■ **TASK DESCRIPTION**
Report only the number of lines holding "frac".

■ **DATA ROWS**
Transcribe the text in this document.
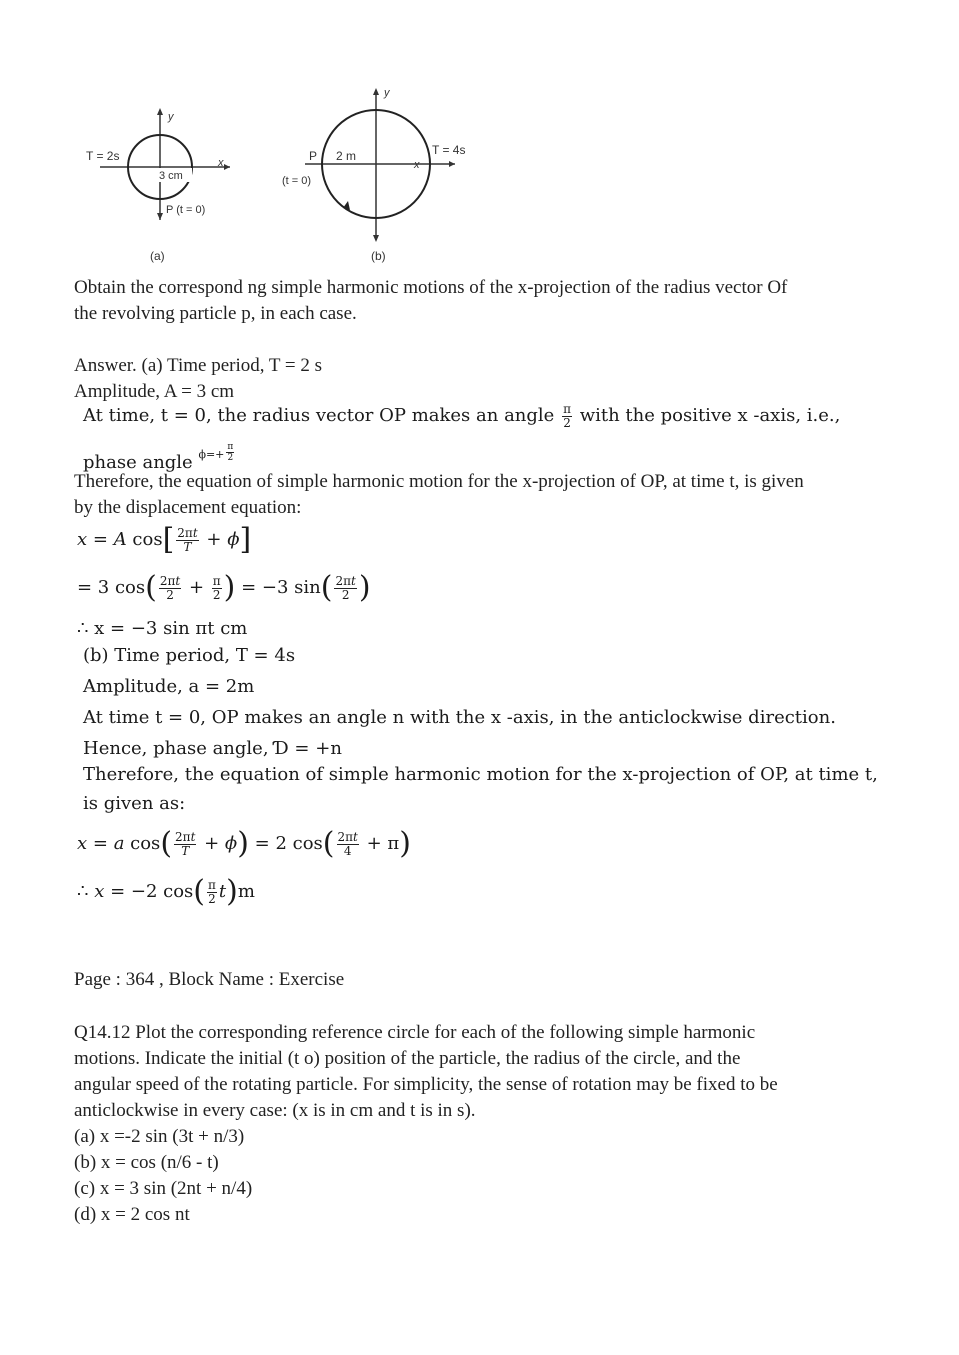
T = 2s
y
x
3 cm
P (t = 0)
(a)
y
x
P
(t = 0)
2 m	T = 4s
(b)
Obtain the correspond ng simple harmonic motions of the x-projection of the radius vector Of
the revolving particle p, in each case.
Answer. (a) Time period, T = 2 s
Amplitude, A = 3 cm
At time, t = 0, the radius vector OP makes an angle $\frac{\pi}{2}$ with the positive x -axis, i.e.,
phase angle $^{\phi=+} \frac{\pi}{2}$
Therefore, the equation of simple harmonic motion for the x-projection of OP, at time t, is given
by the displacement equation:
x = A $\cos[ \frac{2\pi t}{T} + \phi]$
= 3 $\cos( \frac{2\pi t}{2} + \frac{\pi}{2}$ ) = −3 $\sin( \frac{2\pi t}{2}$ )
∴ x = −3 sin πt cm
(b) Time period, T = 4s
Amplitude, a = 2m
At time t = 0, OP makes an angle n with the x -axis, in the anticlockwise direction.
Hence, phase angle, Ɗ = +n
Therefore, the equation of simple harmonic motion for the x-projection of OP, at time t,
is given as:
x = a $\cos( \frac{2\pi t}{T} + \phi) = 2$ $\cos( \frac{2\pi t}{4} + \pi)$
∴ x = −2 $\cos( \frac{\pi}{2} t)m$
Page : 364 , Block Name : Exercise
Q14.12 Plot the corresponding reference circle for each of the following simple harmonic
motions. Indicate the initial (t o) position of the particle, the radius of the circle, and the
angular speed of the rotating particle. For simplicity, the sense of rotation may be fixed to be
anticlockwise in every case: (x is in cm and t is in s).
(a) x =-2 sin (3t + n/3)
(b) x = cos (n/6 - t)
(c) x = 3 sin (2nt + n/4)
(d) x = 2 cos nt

■ **RESULT OF THIS EXERCISE**
6